Exercise brief:
Reproduce word for word everything in the material from the line containing "Where is each" down to the line containing "reference-title: 化学试剂 火焰原子吸收光谱法通则", with both of those lines included. Leave out any picture.

Entries shown:
- - - - -
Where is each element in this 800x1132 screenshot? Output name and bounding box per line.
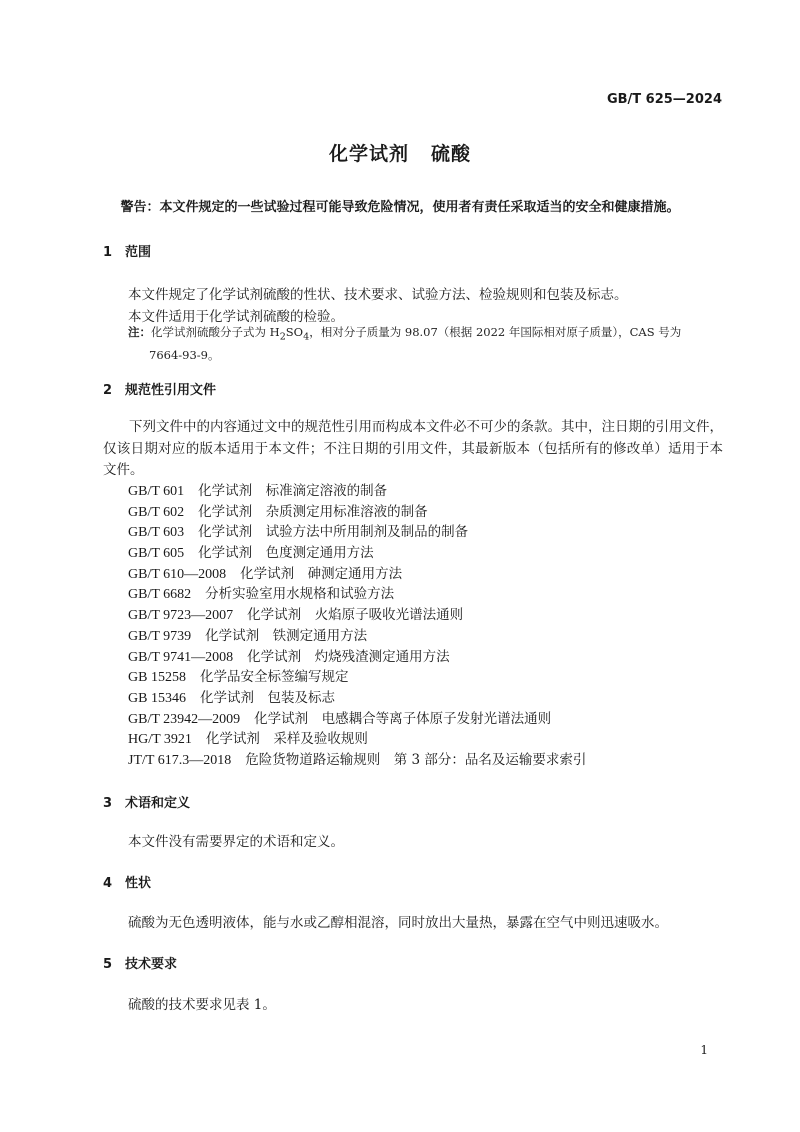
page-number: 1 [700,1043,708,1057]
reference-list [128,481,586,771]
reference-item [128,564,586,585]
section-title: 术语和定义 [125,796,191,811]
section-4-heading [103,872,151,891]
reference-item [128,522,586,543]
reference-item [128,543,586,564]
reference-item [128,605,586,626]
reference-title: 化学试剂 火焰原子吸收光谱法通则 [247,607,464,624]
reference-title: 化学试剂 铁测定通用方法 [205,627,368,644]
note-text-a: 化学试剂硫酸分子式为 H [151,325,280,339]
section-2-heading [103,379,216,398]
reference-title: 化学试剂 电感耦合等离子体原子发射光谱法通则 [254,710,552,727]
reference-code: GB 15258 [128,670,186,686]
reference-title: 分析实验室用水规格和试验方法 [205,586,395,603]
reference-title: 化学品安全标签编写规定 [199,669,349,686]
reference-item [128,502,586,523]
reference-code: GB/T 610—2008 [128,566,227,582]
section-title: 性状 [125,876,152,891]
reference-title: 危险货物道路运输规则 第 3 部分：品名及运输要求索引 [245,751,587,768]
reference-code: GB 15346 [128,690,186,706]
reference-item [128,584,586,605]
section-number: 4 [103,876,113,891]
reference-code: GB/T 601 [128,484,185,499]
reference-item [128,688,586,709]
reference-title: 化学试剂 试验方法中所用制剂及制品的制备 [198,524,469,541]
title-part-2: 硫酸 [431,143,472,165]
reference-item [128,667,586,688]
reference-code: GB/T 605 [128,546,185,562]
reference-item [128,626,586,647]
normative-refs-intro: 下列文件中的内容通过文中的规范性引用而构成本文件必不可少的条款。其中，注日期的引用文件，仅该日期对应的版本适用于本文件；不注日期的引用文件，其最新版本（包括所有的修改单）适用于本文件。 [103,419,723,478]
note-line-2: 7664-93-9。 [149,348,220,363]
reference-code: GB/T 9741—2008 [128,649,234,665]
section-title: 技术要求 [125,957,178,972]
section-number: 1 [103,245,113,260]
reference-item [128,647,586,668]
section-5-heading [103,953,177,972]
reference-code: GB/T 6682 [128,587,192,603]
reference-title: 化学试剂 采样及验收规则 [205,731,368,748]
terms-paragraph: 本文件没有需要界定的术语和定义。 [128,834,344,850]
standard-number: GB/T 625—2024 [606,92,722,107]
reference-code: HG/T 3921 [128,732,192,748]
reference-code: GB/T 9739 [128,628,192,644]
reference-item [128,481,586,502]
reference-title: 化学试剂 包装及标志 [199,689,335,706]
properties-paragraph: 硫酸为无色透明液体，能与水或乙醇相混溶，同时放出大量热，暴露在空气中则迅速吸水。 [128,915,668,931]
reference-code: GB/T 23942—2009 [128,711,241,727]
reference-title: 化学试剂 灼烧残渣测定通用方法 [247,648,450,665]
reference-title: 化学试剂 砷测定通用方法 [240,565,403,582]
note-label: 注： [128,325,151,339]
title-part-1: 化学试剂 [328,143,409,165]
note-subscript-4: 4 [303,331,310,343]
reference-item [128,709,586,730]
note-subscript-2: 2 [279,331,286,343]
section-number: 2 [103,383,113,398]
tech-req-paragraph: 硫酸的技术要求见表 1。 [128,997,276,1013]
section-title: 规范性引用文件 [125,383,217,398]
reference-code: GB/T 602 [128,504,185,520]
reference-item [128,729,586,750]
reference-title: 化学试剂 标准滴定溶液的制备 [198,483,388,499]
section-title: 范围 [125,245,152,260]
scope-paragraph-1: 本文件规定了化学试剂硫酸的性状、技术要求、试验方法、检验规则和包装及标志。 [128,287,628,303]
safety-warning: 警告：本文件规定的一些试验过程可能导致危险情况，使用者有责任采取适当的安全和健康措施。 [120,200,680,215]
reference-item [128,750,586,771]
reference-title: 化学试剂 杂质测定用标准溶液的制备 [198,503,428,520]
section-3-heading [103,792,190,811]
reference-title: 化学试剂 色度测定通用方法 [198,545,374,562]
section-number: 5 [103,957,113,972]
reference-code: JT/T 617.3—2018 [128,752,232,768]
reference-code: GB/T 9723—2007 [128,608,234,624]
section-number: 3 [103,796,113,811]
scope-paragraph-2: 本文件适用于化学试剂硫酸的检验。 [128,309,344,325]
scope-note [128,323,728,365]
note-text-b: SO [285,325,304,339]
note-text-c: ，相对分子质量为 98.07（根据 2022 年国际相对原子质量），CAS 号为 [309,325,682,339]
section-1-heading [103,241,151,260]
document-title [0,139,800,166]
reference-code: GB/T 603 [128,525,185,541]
- - - - -
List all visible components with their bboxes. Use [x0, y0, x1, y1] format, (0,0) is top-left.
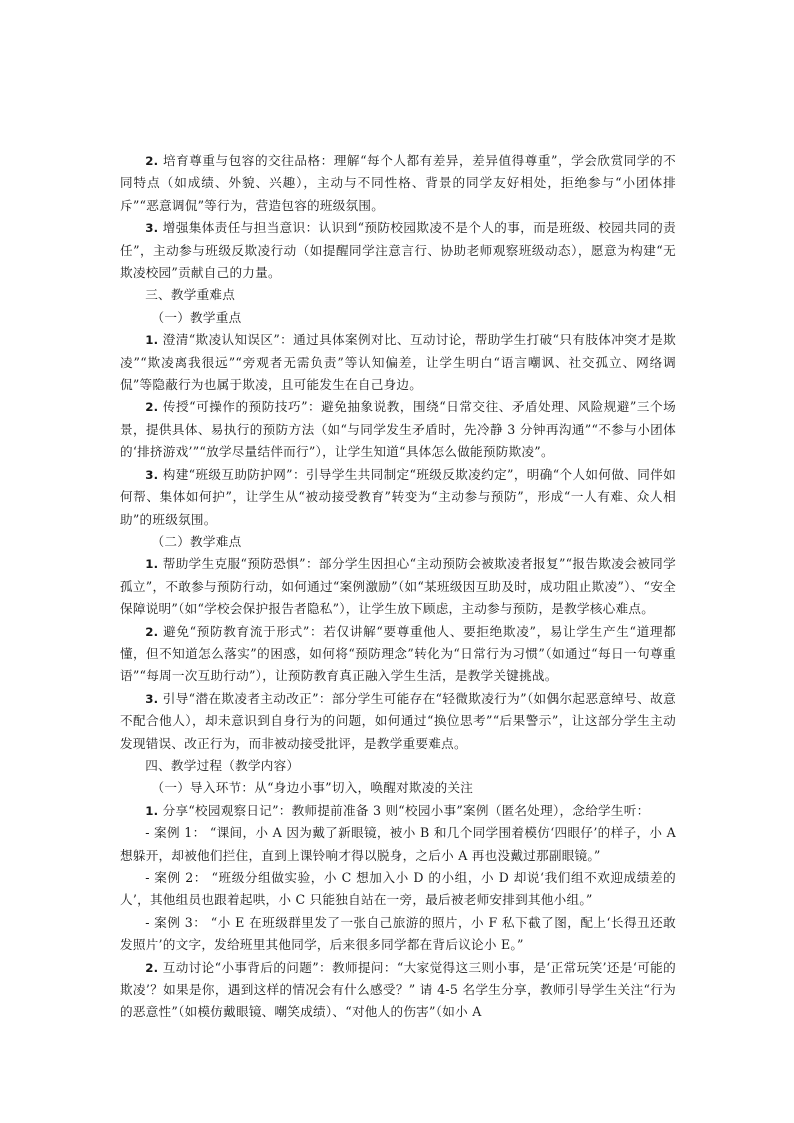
- - - - -
Written answer:
Where is each element in this 800x1132 screenshot? Output name and bounding box per line.
page-number: 1 [700,1043,708,1057]
reference-list [128,481,586,771]
reference-item [128,564,586,585]
section-title: 术语和定义 [125,796,191,811]
section-4-heading [103,872,151,891]
reference-item [128,522,586,543]
reference-item [128,543,586,564]
reference-item [128,605,586,626]
reference-title: 化学试剂 火焰原子吸收光谱法通则 [247,607,464,624]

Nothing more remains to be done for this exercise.